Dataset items
--- BEGIN ---

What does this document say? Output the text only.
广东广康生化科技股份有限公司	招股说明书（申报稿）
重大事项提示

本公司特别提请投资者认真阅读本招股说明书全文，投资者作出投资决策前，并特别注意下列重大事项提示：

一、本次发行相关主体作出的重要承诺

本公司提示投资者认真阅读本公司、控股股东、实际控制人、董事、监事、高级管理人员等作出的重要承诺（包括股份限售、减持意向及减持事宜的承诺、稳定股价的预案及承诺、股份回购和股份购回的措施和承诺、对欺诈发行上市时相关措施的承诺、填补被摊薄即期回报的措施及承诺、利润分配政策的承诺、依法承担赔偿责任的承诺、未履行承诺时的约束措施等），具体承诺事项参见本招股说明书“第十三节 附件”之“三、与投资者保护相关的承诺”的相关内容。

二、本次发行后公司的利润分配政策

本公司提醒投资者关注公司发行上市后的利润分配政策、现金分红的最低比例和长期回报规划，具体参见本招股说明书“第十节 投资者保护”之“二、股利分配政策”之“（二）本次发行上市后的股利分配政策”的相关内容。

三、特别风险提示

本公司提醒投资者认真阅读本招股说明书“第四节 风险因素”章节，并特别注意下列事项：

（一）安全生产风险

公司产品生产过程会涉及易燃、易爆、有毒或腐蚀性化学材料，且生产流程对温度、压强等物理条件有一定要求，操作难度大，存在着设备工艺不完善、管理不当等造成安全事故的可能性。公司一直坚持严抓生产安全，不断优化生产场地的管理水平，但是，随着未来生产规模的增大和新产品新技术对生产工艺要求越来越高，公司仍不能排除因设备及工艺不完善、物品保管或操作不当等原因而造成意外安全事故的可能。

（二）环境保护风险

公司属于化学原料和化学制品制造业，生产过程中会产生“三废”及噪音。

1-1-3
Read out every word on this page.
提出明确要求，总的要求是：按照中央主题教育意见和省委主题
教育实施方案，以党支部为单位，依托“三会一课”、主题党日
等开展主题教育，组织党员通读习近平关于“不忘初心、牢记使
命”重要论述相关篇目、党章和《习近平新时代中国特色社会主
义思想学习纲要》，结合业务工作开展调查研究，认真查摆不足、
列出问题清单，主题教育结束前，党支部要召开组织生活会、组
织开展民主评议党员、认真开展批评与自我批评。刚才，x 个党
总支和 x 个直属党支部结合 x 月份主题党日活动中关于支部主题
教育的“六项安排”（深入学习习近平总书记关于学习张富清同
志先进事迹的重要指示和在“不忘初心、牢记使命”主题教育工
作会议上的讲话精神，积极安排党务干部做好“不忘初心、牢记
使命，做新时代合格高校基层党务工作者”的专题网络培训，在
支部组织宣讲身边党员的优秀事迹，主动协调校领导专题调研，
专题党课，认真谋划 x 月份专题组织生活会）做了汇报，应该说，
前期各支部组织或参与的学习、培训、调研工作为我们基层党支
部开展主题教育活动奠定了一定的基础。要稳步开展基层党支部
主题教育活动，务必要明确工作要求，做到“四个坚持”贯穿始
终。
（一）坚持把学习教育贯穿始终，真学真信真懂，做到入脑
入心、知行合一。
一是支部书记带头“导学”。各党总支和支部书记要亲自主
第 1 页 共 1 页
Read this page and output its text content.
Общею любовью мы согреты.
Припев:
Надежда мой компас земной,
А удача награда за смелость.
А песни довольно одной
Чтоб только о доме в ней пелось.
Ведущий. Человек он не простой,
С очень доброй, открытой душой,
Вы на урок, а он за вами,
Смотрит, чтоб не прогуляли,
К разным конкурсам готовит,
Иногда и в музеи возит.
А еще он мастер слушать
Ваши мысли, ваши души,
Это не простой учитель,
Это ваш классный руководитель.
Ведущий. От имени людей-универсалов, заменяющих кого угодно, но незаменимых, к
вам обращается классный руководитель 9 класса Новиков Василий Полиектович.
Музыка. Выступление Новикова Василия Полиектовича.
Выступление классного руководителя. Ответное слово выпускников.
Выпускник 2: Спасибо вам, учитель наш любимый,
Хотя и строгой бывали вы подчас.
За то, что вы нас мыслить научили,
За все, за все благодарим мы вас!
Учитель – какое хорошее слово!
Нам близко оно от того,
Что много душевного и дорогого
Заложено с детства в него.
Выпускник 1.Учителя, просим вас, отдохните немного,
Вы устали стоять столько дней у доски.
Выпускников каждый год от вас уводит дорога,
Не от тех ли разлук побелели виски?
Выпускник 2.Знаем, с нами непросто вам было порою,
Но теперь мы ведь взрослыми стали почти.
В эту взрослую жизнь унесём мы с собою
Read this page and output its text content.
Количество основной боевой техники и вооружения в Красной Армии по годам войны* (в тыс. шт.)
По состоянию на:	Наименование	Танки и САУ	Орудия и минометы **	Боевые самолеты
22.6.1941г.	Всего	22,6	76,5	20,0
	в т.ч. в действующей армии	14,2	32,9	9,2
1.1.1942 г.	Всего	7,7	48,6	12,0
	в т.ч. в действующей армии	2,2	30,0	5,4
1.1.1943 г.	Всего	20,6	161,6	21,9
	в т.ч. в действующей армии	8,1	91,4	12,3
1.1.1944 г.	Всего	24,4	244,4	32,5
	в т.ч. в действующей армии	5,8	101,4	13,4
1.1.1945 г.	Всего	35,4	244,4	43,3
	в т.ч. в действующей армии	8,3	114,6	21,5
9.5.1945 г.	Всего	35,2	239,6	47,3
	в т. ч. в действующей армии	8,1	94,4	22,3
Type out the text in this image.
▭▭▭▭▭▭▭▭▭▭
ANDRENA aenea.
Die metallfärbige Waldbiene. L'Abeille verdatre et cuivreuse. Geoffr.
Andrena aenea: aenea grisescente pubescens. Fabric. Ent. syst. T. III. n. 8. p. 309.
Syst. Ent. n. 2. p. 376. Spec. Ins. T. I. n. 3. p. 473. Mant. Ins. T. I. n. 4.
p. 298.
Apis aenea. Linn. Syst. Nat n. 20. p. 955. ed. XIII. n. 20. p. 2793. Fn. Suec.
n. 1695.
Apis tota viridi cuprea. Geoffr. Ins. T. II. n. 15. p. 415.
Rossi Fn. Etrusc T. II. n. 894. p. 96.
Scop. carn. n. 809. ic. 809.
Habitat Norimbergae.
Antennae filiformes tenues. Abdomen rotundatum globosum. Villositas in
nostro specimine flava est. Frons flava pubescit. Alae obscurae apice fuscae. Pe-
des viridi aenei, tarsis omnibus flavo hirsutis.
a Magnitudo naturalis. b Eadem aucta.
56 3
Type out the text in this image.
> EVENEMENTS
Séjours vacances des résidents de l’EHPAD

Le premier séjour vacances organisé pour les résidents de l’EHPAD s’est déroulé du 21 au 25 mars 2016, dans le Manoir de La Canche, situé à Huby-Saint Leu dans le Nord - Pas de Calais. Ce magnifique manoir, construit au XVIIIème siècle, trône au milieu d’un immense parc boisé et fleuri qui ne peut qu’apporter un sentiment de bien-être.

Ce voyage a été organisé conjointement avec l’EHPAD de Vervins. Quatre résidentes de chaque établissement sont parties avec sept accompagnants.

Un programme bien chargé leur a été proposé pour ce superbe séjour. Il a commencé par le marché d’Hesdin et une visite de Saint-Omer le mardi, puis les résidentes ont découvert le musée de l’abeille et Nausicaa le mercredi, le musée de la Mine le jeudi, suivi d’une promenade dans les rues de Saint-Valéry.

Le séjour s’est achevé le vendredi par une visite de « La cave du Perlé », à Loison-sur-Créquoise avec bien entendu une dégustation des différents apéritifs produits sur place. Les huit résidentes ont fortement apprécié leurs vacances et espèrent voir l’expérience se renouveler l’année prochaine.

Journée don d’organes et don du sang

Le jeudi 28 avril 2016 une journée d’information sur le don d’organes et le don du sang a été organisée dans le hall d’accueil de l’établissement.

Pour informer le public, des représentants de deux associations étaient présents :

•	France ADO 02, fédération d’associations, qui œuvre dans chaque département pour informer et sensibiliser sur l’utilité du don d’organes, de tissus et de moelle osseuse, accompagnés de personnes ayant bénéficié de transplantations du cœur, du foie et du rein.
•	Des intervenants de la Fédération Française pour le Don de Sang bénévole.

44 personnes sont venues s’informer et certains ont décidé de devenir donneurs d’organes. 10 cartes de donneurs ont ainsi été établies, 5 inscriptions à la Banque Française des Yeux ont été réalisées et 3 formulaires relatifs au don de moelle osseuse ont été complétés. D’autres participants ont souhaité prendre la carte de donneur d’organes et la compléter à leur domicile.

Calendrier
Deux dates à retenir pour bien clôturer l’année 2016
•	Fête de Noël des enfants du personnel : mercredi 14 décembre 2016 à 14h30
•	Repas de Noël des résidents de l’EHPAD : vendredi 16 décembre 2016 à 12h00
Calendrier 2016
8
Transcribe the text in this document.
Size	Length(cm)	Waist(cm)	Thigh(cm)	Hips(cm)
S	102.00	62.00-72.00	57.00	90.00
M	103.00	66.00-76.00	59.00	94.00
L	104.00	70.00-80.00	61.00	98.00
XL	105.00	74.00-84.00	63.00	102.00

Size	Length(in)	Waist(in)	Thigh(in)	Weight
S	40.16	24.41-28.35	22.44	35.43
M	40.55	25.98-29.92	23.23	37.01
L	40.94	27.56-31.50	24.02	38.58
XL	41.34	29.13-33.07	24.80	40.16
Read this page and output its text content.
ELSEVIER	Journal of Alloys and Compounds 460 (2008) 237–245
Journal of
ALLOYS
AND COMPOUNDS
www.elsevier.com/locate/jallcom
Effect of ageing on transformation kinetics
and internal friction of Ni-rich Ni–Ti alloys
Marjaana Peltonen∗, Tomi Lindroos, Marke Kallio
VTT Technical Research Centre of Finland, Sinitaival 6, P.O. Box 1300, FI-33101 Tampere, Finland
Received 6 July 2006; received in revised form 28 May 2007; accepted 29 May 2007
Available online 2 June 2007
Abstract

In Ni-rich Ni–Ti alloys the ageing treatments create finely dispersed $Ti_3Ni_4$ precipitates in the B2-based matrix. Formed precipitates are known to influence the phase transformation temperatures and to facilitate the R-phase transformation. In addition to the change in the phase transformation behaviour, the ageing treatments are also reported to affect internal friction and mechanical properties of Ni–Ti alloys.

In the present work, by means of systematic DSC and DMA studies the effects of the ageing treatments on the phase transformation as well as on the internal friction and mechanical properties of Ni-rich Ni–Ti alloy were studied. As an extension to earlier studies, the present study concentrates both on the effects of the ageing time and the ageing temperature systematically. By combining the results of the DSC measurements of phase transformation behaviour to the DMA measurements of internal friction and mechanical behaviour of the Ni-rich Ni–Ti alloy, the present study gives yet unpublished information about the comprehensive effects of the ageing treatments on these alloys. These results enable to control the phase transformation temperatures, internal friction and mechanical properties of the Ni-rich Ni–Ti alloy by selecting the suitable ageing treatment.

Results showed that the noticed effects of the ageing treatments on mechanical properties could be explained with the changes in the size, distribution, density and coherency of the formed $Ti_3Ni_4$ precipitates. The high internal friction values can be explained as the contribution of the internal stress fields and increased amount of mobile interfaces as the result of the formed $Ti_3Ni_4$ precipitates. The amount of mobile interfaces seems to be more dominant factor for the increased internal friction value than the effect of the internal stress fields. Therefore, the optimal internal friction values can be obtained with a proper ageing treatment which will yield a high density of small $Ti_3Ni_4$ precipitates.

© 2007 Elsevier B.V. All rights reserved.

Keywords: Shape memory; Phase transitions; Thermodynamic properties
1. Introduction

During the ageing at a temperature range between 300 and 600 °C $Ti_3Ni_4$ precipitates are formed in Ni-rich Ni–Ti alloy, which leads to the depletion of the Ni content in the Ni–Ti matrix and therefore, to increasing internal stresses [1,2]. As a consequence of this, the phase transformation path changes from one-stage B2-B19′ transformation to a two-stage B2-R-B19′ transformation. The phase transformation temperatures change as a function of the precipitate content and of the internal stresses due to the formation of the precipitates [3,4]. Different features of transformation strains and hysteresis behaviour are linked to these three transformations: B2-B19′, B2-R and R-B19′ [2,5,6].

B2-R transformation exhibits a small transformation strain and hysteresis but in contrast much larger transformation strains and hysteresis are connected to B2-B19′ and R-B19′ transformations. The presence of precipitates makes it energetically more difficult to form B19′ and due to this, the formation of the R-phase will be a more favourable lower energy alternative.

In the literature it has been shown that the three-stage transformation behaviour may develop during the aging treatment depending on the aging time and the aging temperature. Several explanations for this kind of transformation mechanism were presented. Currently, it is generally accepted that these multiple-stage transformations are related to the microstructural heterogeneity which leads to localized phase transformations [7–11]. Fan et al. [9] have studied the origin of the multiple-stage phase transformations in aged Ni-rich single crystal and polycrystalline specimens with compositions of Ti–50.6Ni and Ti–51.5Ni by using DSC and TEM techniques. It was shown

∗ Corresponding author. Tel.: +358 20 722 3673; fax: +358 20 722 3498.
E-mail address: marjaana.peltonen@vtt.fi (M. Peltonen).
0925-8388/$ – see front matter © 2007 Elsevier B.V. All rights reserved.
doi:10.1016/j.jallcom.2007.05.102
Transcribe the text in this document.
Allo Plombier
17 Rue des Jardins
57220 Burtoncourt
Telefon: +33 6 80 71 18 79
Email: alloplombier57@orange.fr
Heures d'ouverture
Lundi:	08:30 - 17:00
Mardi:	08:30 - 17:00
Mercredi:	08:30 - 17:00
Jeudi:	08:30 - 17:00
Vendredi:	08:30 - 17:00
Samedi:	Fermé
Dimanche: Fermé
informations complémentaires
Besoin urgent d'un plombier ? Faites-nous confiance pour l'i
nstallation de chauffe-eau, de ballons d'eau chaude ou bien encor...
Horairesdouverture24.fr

--- END ---

Challenge: Return every line holding the word "aenea" from the records.

Written answer:
ANDRENA aenea.
Andrena aenea: aenea grisescente pubescens. Fabric. Ent. syst. T. III. n. 8. p. 309.
Apis aenea. Linn. Syst. Nat n. 20. p. 955. ed. XIII. n. 20. p. 2793. Fn. Suec.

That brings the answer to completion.